**Problem to solve**
Without the pictures, can you quote each line below exactly?

·····

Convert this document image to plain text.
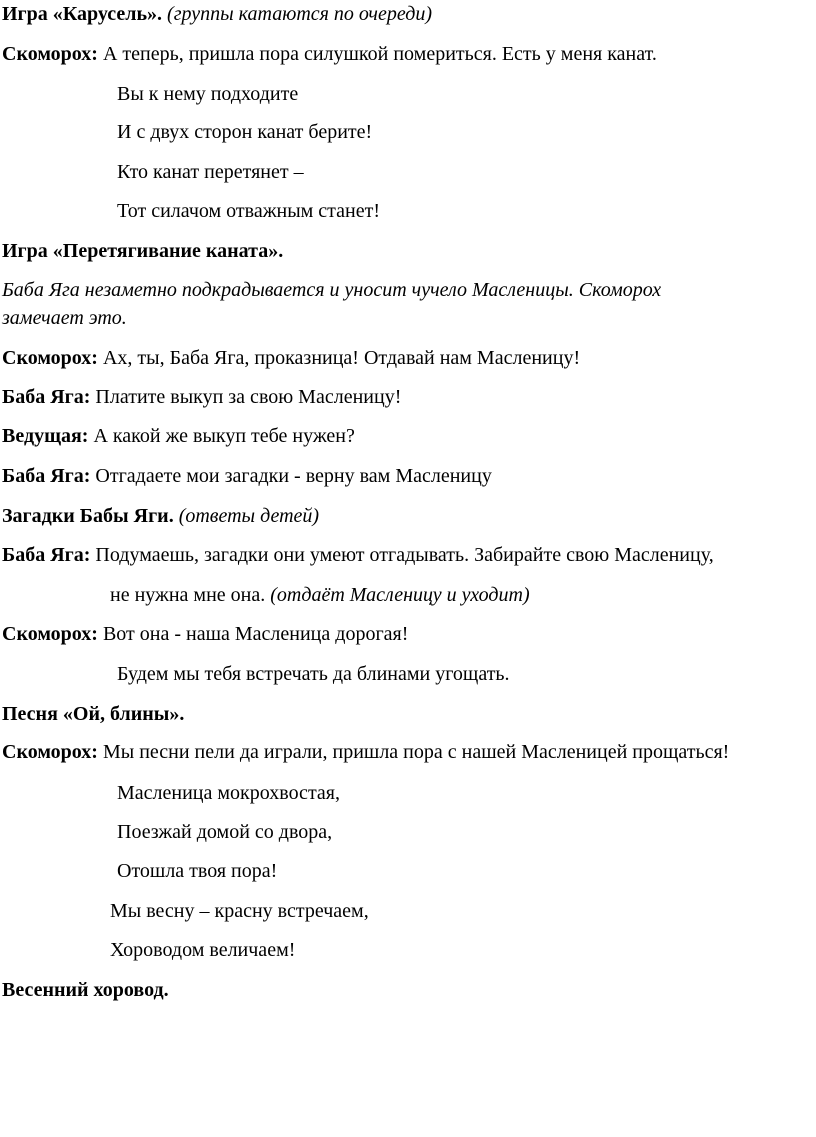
Игра «Карусель». (группы катаются по очереди)
Скоморох: А теперь, пришла пора силушкой помериться. Есть у меня канат.
Вы к нему подходите
И с двух сторон канат берите!
Кто канат перетянет –
Тот силачом отважным станет!
Игра «Перетягивание каната».
Баба Яга незаметно подкрадывается и уносит чучело Масленицы. Скоморох
замечает это.
Скоморох: Ах, ты, Баба Яга, проказница! Отдавай нам Масленицу!
Баба Яга: Платите выкуп за свою Масленицу!
Ведущая: А какой же выкуп тебе нужен?
Баба Яга: Отгадаете мои загадки - верну вам Масленицу
Загадки Бабы Яги. (ответы детей)
Баба Яга: Подумаешь, загадки они умеют отгадывать. Забирайте свою Масленицу,
не нужна мне она. (отдаёт Масленицу и уходит)
Скоморох: Вот она - наша Масленица дорогая!
Будем мы тебя встречать да блинами угощать.
Песня «Ой, блины».
Скоморох: Мы песни пели да играли, пришла пора с нашей Масленицей прощаться!
Масленица мокрохвостая,
Поезжай домой со двора,
Отошла твоя пора!
Мы весну – красну встречаем,
Хороводом величаем!
Весенний хоровод.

·····

**Answer to the problem**
Convert this document image to plain text.
Игра «Карусель». (группы катаются по очереди)
Скоморох: А теперь, пришла пора силушкой помериться. Есть у меня канат.
Вы к нему подходите
И с двух сторон канат берите!
Кто канат перетянет –
Тот силачом отважным станет!
Игра «Перетягивание каната».
Баба Яга незаметно подкрадывается и уносит чучело Масленицы. Скоморох
замечает это.
Скоморох: Ах, ты, Баба Яга, проказница! Отдавай нам Масленицу!
Баба Яга: Платите выкуп за свою Масленицу!
Ведущая: А какой же выкуп тебе нужен?
Баба Яга: Отгадаете мои загадки - верну вам Масленицу
Загадки Бабы Яги. (ответы детей)
Баба Яга: Подумаешь, загадки они умеют отгадывать. Забирайте свою Масленицу,
не нужна мне она. (отдаёт Масленицу и уходит)
Скоморох: Вот она - наша Масленица дорогая!
Будем мы тебя встречать да блинами угощать.
Песня «Ой, блины».
Скоморох: Мы песни пели да играли, пришла пора с нашей Масленицей прощаться!
Масленица мокрохвостая,
Поезжай домой со двора,
Отошла твоя пора!
Мы весну – красну встречаем,
Хороводом величаем!
Весенний хоровод.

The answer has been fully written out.